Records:
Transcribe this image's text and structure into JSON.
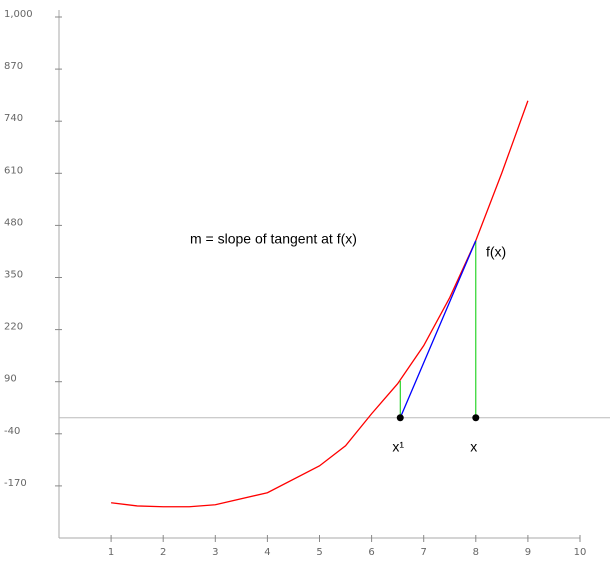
{
  "chart_data": {
    "type": "line",
    "x": [
      1,
      1.5,
      2,
      2.5,
      3,
      4,
      5,
      5.5,
      6,
      6.5,
      7,
      7.5,
      8,
      8.5,
      9
    ],
    "series": [
      {
        "color": "#ff0000",
        "values": [
          -212,
          -220,
          -222,
          -222,
          -217,
          -187,
          -120,
          -70,
          10,
          85,
          180,
          300,
          442,
          611,
          791
        ]
      }
    ],
    "xlim": [
      0,
      10
    ],
    "xticks": [
      1,
      2,
      3,
      4,
      5,
      6,
      7,
      8,
      9,
      10
    ],
    "ylim": [
      -300,
      1000
    ],
    "yticks": [
      {
        "value": 1000,
        "label": "1,000"
      },
      870,
      740,
      610,
      480,
      350,
      220,
      90,
      -40,
      -170
    ],
    "hline": 0,
    "annotation": "m = slope of tangent at f(x)",
    "tangent": {
      "color": "#0000ff",
      "x0": 6.55,
      "x1": 8,
      "y1": 442
    },
    "points": [
      {
        "x": 6.55,
        "fy": 92,
        "label": "x¹"
      },
      {
        "x": 8,
        "fy": 442,
        "label": "x"
      }
    ],
    "drop_color": "#00cc00",
    "fx_label": "f(x)"
  }
}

REQUIREMENTS:
Make an exact reproduction of the listing above, without any pictures.

SOLUTION:
Transcribe this image's text and structure into JSON.
{
  "chart_data": {
    "type": "line",
    "x": [
      1,
      1.5,
      2,
      2.5,
      3,
      4,
      5,
      5.5,
      6,
      6.5,
      7,
      7.5,
      8,
      8.5,
      9
    ],
    "series": [
      {
        "color": "#ff0000",
        "values": [
          -212,
          -220,
          -222,
          -222,
          -217,
          -187,
          -120,
          -70,
          10,
          85,
          180,
          300,
          442,
          611,
          791
        ]
      }
    ],
    "xlim": [
      0,
      10
    ],
    "xticks": [
      1,
      2,
      3,
      4,
      5,
      6,
      7,
      8,
      9,
      10
    ],
    "ylim": [
      -300,
      1000
    ],
    "yticks": [
      {
        "value": 1000,
        "label": "1,000"
      },
      870,
      740,
      610,
      480,
      350,
      220,
      90,
      -40,
      -170
    ],
    "hline": 0,
    "annotation": "m = slope of tangent at f(x)",
    "tangent": {
      "color": "#0000ff",
      "x0": 6.55,
      "x1": 8,
      "y1": 442
    },
    "points": [
      {
        "x": 6.55,
        "fy": 92,
        "label": "x¹"
      },
      {
        "x": 8,
        "fy": 442,
        "label": "x"
      }
    ],
    "drop_color": "#00cc00",
    "fx_label": "f(x)"
  }
}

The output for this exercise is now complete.